- [Task statement]
Exactly as written, return the entries below, minus any pictures.

Document page entries with text:
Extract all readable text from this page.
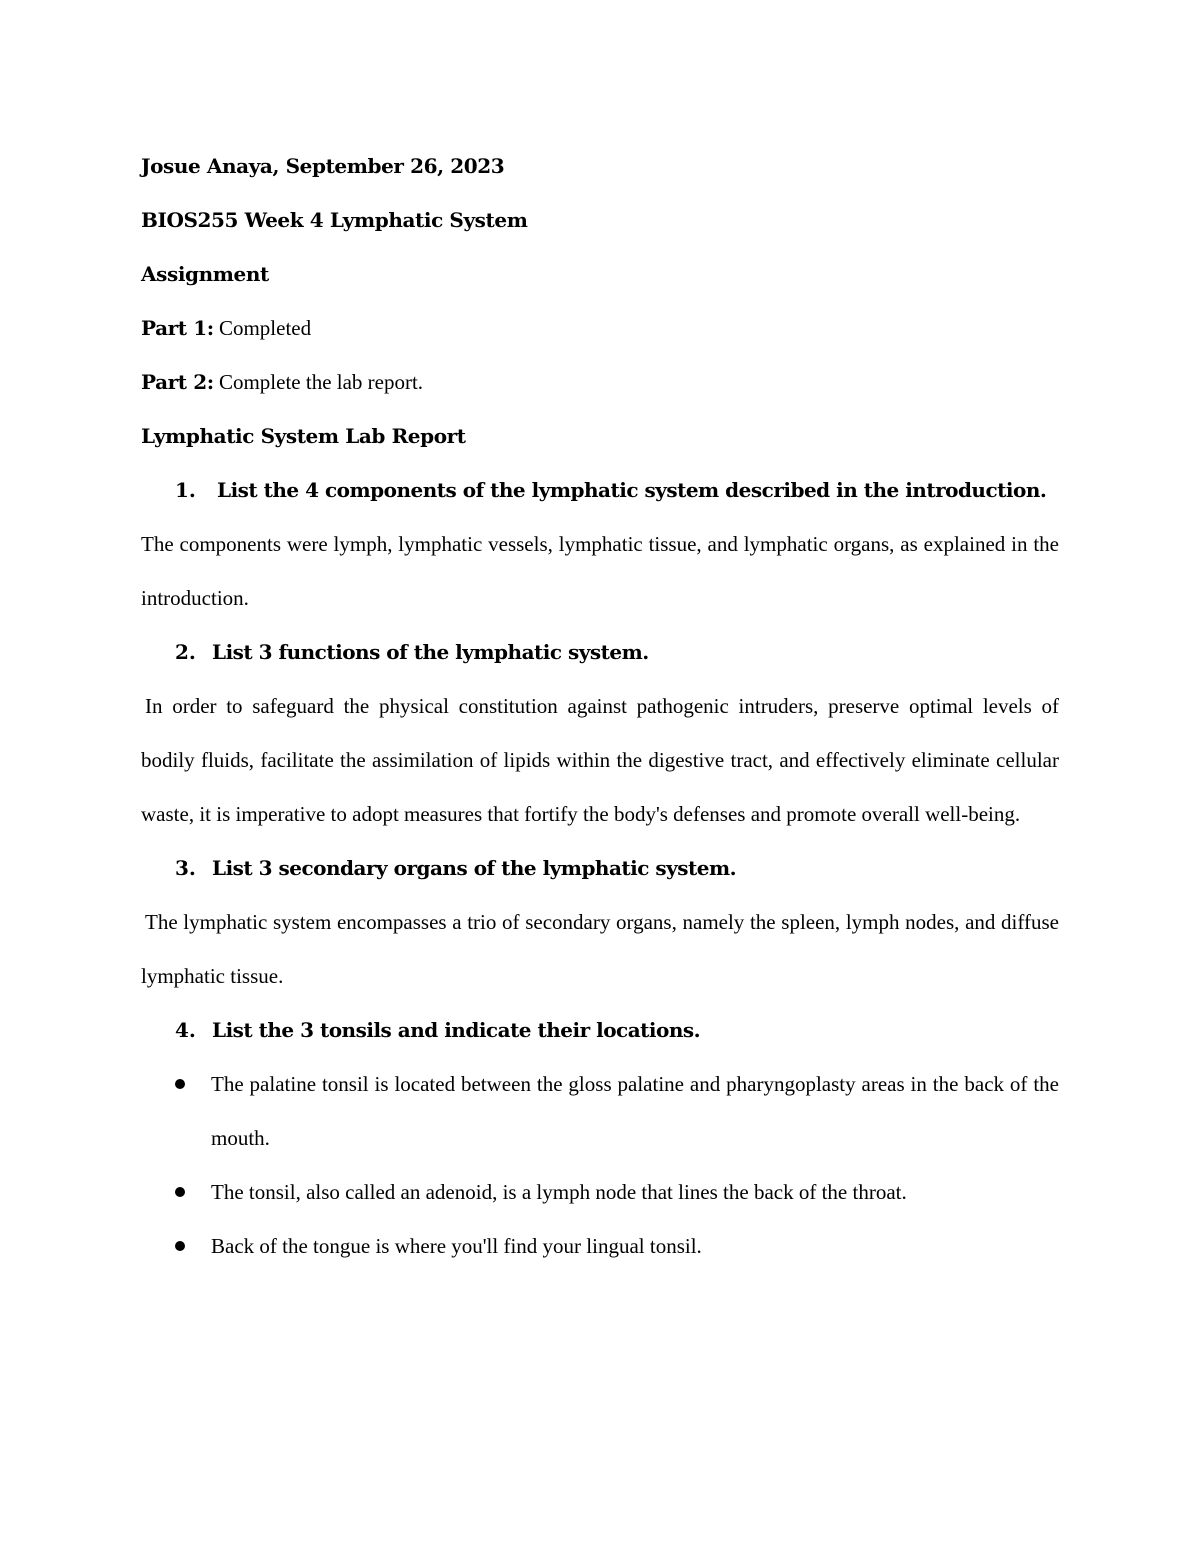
Josue Anaya, September 26, 2023

BIOS255 Week 4 Lymphatic System

Assignment

Part 1: Completed

Part 2: Complete the lab report.

Lymphatic System Lab Report

1.	List the 4 components of the lymphatic system described in the introduction.

The components were lymph, lymphatic vessels, lymphatic tissue, and lymphatic organs, as explained in the introduction.

2. List 3 functions of the lymphatic system.

In order to safeguard the physical constitution against pathogenic intruders, preserve optimal levels of bodily fluids, facilitate the assimilation of lipids within the digestive tract, and effectively eliminate cellular waste, it is imperative to adopt measures that fortify the body's defenses and promote overall well-being.

3. List 3 secondary organs of the lymphatic system.

The lymphatic system encompasses a trio of secondary organs, namely the spleen, lymph nodes, and diffuse lymphatic tissue.

4. List the 3 tonsils and indicate their locations.

The palatine tonsil is located between the gloss palatine and pharyngoplasty areas in the back of the mouth.
The tonsil, also called an adenoid, is a lymph node that lines the back of the throat.
Back of the tongue is where you'll find your lingual tonsil.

- [Problem solution]
Extract all readable text from this page.
Josue Anaya, September 26, 2023

BIOS255 Week 4 Lymphatic System

Assignment

Part 1: Completed

Part 2: Complete the lab report.

Lymphatic System Lab Report

1.	List the 4 components of the lymphatic system described in the introduction.

The components were lymph, lymphatic vessels, lymphatic tissue, and lymphatic organs, as explained in the introduction.

2. List 3 functions of the lymphatic system.

In order to safeguard the physical constitution against pathogenic intruders, preserve optimal levels of bodily fluids, facilitate the assimilation of lipids within the digestive tract, and effectively eliminate cellular waste, it is imperative to adopt measures that fortify the body's defenses and promote overall well-being.

3. List 3 secondary organs of the lymphatic system.

The lymphatic system encompasses a trio of secondary organs, namely the spleen, lymph nodes, and diffuse lymphatic tissue.

4. List the 3 tonsils and indicate their locations.

The palatine tonsil is located between the gloss palatine and pharyngoplasty areas in the back of the mouth.
The tonsil, also called an adenoid, is a lymph node that lines the back of the throat.
Back of the tongue is where you'll find your lingual tonsil.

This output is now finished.